• **Exercise details**
Below is a listing; copy all of it exactly.

(Dataset entries)
»»

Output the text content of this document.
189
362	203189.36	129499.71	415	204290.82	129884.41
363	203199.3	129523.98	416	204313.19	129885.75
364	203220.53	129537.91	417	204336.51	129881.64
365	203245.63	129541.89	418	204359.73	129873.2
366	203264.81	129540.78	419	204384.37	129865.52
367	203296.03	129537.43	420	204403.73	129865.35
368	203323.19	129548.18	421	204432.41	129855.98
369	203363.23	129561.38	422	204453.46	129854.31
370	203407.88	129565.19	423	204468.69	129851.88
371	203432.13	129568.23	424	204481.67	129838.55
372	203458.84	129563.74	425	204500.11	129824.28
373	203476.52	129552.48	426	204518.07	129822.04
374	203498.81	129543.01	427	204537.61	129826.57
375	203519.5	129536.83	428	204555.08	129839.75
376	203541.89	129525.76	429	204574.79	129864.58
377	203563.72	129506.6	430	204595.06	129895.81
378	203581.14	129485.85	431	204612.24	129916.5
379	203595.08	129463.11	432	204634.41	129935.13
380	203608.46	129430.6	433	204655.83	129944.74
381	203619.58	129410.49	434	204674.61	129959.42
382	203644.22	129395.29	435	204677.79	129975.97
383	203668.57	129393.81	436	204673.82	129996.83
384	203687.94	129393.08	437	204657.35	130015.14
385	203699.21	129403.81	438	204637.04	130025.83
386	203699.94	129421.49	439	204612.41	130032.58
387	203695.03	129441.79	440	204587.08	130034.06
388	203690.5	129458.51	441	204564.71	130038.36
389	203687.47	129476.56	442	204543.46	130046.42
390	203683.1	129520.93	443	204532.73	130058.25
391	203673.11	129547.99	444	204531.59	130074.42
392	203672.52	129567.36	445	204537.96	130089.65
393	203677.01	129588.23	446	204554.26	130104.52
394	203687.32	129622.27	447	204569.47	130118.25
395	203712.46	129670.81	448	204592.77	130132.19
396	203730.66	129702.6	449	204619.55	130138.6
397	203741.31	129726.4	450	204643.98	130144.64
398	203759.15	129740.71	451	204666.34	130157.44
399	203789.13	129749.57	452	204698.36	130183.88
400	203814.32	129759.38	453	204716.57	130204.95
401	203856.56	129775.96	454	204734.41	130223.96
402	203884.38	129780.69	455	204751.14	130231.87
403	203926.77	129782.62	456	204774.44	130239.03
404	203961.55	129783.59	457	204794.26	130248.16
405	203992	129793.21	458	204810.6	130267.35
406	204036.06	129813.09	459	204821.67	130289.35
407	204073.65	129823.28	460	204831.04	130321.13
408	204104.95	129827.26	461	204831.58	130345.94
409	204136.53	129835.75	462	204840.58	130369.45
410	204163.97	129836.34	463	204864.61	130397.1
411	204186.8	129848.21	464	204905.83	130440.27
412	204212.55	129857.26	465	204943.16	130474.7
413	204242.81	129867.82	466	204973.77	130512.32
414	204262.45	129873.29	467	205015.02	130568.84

««

• **Full solution**
Output the text content of this document.
189
362	203189.36	129499.71	415	204290.82	129884.41
363	203199.3	129523.98	416	204313.19	129885.75
364	203220.53	129537.91	417	204336.51	129881.64
365	203245.63	129541.89	418	204359.73	129873.2
366	203264.81	129540.78	419	204384.37	129865.52
367	203296.03	129537.43	420	204403.73	129865.35
368	203323.19	129548.18	421	204432.41	129855.98
369	203363.23	129561.38	422	204453.46	129854.31
370	203407.88	129565.19	423	204468.69	129851.88
371	203432.13	129568.23	424	204481.67	129838.55
372	203458.84	129563.74	425	204500.11	129824.28
373	203476.52	129552.48	426	204518.07	129822.04
374	203498.81	129543.01	427	204537.61	129826.57
375	203519.5	129536.83	428	204555.08	129839.75
376	203541.89	129525.76	429	204574.79	129864.58
377	203563.72	129506.6	430	204595.06	129895.81
378	203581.14	129485.85	431	204612.24	129916.5
379	203595.08	129463.11	432	204634.41	129935.13
380	203608.46	129430.6	433	204655.83	129944.74
381	203619.58	129410.49	434	204674.61	129959.42
382	203644.22	129395.29	435	204677.79	129975.97
383	203668.57	129393.81	436	204673.82	129996.83
384	203687.94	129393.08	437	204657.35	130015.14
385	203699.21	129403.81	438	204637.04	130025.83
386	203699.94	129421.49	439	204612.41	130032.58
387	203695.03	129441.79	440	204587.08	130034.06
388	203690.5	129458.51	441	204564.71	130038.36
389	203687.47	129476.56	442	204543.46	130046.42
390	203683.1	129520.93	443	204532.73	130058.25
391	203673.11	129547.99	444	204531.59	130074.42
392	203672.52	129567.36	445	204537.96	130089.65
393	203677.01	129588.23	446	204554.26	130104.52
394	203687.32	129622.27	447	204569.47	130118.25
395	203712.46	129670.81	448	204592.77	130132.19
396	203730.66	129702.6	449	204619.55	130138.6
397	203741.31	129726.4	450	204643.98	130144.64
398	203759.15	129740.71	451	204666.34	130157.44
399	203789.13	129749.57	452	204698.36	130183.88
400	203814.32	129759.38	453	204716.57	130204.95
401	203856.56	129775.96	454	204734.41	130223.96
402	203884.38	129780.69	455	204751.14	130231.87
403	203926.77	129782.62	456	204774.44	130239.03
404	203961.55	129783.59	457	204794.26	130248.16
405	203992	129793.21	458	204810.6	130267.35
406	204036.06	129813.09	459	204821.67	130289.35
407	204073.65	129823.28	460	204831.04	130321.13
408	204104.95	129827.26	461	204831.58	130345.94
409	204136.53	129835.75	462	204840.58	130369.45
410	204163.97	129836.34	463	204864.61	130397.1
411	204186.8	129848.21	464	204905.83	130440.27
412	204212.55	129857.26	465	204943.16	130474.7
413	204242.81	129867.82	466	204973.77	130512.32
414	204262.45	129873.29	467	205015.02	130568.84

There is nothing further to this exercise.